Data entries
★ ★ ★

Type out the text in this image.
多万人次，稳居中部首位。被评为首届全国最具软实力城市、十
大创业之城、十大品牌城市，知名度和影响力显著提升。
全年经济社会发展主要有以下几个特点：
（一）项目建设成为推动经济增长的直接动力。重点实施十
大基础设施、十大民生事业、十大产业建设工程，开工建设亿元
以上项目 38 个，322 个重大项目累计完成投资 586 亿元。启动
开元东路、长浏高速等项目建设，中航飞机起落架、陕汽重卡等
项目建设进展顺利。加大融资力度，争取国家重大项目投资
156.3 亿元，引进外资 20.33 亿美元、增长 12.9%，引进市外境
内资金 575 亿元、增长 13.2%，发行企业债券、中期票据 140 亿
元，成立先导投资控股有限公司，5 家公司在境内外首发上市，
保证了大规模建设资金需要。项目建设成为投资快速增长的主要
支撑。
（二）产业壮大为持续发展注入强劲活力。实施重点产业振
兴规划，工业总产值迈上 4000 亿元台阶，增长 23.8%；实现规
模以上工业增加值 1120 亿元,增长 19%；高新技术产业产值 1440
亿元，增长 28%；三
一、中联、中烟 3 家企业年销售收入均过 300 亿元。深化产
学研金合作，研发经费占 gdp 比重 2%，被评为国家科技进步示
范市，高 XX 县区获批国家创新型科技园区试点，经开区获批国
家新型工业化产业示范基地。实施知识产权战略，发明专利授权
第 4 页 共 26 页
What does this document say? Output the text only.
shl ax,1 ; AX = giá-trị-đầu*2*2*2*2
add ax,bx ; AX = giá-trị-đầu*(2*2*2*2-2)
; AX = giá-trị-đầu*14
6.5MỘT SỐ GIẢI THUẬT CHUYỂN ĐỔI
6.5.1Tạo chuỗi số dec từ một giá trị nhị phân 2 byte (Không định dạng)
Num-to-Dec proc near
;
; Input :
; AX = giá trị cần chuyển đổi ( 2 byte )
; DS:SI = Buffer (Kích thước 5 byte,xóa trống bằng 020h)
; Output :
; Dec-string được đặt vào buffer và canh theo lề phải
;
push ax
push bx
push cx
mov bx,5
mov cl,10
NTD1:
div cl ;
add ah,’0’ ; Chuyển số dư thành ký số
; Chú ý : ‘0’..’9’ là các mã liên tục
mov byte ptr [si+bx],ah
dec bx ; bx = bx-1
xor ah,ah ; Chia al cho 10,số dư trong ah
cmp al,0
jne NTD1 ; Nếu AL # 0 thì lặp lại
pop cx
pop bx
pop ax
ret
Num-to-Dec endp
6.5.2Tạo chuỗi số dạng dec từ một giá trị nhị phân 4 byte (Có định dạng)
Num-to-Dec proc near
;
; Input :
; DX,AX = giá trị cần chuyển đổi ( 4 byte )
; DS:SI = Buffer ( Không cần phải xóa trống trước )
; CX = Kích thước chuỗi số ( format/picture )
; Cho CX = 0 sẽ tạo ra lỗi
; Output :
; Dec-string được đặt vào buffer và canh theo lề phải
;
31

★ ★ ★

Written problem
Your answer should consist only of the lines from the one with "What does this" through the end of the data above, reproduced exactly.

Result
What does this document say? Output the text only.
shl ax,1 ; AX = giá-trị-đầu*2*2*2*2
add ax,bx ; AX = giá-trị-đầu*(2*2*2*2-2)
; AX = giá-trị-đầu*14
6.5MỘT SỐ GIẢI THUẬT CHUYỂN ĐỔI
6.5.1Tạo chuỗi số dec từ một giá trị nhị phân 2 byte (Không định dạng)
Num-to-Dec proc near
;
; Input :
; AX = giá trị cần chuyển đổi ( 2 byte )
; DS:SI = Buffer (Kích thước 5 byte,xóa trống bằng 020h)
; Output :
; Dec-string được đặt vào buffer và canh theo lề phải
;
push ax
push bx
push cx
mov bx,5
mov cl,10
NTD1:
div cl ;
add ah,’0’ ; Chuyển số dư thành ký số
; Chú ý : ‘0’..’9’ là các mã liên tục
mov byte ptr [si+bx],ah
dec bx ; bx = bx-1
xor ah,ah ; Chia al cho 10,số dư trong ah
cmp al,0
jne NTD1 ; Nếu AL # 0 thì lặp lại
pop cx
pop bx
pop ax
ret
Num-to-Dec endp
6.5.2Tạo chuỗi số dạng dec từ một giá trị nhị phân 4 byte (Có định dạng)
Num-to-Dec proc near
;
; Input :
; DX,AX = giá trị cần chuyển đổi ( 4 byte )
; DS:SI = Buffer ( Không cần phải xóa trống trước )
; CX = Kích thước chuỗi số ( format/picture )
; Cho CX = 0 sẽ tạo ra lỗi
; Output :
; Dec-string được đặt vào buffer và canh theo lề phải
;
31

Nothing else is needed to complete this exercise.